__Consigne__:
À l'aide du passage sur le budget des voies et moyens, répondez à ces questions :
1. Quelle somme l'administration avait-elle portée comme recouvrement au budget des voies et moyens pour 1841 ?
2. Quel mécompte le passage indique-t-il pour 1841 ?
3. Qui devrait s'assurer de l'équilibre entre les recettes et les dépenses ?

__Passage donné__:
Voici pourquoi je suis porté à faire cette observation. En diverses circonstances, le budget des voies et moyens a subi de ce chef des déficits assez considérables. Ainsi, d’après le compte-rendu de la situation du trésor public pour 1841, l’administration avait porté au budget des voies et moyens, comme recouvrement, une somme de 1,320,000 francs, tandis que les sommes réellement recouvrées ne se sont élevés qu’à 800,000 fr. Il y a donc eu de ce chef un mécompte de 520,000 fr. pour 1841. Si un pareil mécompte devait se reproduire pour l’année 1844, on aurait encore de ce chef une nouvelle source de déficit entre nos recettes et nos dépenses.
Il serait utile que M. le ministre de la justice s’assurât de l’équilibre qui doit exister sous ce rapport entre les recettes et les dépenses.

__Données affichées__:
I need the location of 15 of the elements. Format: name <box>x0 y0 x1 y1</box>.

__Réponse attendue__:
1. 1,320,000 francs.
2. 520,000 francs.
3. M. le ministre de la justice.